> _Problem description_
Of the lines in the records that follow, how many include the word "heading"? Answer with a bare number.
※
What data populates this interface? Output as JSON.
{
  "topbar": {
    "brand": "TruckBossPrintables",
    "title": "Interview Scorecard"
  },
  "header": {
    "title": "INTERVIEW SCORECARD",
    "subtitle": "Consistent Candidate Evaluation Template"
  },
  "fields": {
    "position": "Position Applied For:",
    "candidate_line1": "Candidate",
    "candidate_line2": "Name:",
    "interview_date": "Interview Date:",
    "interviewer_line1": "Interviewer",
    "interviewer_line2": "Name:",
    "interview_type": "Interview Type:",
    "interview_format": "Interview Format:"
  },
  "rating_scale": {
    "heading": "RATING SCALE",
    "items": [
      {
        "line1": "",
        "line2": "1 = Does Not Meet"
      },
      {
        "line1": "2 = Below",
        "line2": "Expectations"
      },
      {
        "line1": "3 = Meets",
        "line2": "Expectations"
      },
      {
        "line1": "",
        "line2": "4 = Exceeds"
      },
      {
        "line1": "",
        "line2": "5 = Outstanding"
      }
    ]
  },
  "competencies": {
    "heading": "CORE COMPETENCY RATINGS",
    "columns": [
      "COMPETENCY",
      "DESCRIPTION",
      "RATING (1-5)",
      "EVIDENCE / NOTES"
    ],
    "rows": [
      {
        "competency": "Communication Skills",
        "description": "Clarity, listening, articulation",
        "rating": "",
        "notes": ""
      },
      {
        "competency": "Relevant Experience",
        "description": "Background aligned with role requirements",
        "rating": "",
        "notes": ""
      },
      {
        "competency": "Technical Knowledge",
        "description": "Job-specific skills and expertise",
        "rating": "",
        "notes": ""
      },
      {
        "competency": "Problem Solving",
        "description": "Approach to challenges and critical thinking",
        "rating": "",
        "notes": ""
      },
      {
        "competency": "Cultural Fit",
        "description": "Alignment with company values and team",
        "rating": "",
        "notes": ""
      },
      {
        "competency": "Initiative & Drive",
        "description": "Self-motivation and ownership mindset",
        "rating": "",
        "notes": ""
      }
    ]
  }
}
※
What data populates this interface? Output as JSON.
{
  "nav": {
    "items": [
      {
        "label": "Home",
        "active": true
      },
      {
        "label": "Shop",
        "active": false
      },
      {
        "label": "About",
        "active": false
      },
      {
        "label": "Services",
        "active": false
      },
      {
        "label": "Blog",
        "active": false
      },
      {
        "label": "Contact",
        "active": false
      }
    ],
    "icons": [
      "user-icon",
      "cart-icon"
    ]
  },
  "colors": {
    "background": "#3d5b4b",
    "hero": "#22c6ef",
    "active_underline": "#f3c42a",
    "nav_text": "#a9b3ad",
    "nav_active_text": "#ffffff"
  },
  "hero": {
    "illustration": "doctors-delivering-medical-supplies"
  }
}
※
> _Complete response_
2